THE PROBLEM -
Restate the records below word for word, and omit the images they hold.

DATA FOR THIS TASK -
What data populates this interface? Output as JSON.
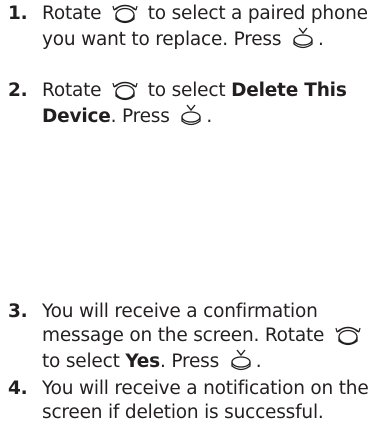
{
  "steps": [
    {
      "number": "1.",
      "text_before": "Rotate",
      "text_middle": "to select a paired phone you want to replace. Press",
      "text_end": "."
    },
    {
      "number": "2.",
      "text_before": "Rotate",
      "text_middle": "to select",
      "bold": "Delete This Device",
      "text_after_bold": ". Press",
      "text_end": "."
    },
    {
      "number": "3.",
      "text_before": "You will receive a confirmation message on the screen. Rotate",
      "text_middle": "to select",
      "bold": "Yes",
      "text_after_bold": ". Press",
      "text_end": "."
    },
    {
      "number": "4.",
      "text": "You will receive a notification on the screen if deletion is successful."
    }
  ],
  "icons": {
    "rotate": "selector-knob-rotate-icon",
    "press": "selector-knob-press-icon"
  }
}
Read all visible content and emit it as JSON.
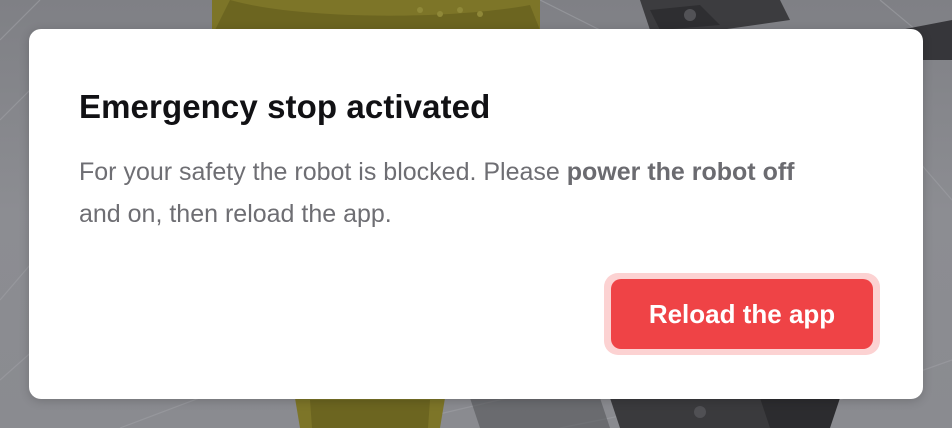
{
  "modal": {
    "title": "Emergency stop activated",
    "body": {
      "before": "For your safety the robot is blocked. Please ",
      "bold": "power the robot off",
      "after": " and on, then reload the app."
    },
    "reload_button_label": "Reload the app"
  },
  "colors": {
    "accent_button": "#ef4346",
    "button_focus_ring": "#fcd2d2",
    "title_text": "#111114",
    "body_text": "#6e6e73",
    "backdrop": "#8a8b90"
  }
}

TASK RESPONSE -
What data populates this interface? Output as JSON.
{
  "steps": [
    {
      "number": "1.",
      "text_before": "Rotate",
      "text_middle": "to select a paired phone you want to replace. Press",
      "text_end": "."
    },
    {
      "number": "2.",
      "text_before": "Rotate",
      "text_middle": "to select",
      "bold": "Delete This Device",
      "text_after_bold": ". Press",
      "text_end": "."
    },
    {
      "number": "3.",
      "text_before": "You will receive a confirmation message on the screen. Rotate",
      "text_middle": "to select",
      "bold": "Yes",
      "text_after_bold": ". Press",
      "text_end": "."
    },
    {
      "number": "4.",
      "text": "You will receive a notification on the screen if deletion is successful."
    }
  ],
  "icons": {
    "rotate": "selector-knob-rotate-icon",
    "press": "selector-knob-press-icon"
  }
}
Read all visible content and emit it as JSON.
{
  "modal": {
    "title": "Emergency stop activated",
    "body": {
      "before": "For your safety the robot is blocked. Please ",
      "bold": "power the robot off",
      "after": " and on, then reload the app."
    },
    "reload_button_label": "Reload the app"
  },
  "colors": {
    "accent_button": "#ef4346",
    "button_focus_ring": "#fcd2d2",
    "title_text": "#111114",
    "body_text": "#6e6e73",
    "backdrop": "#8a8b90"
  }
}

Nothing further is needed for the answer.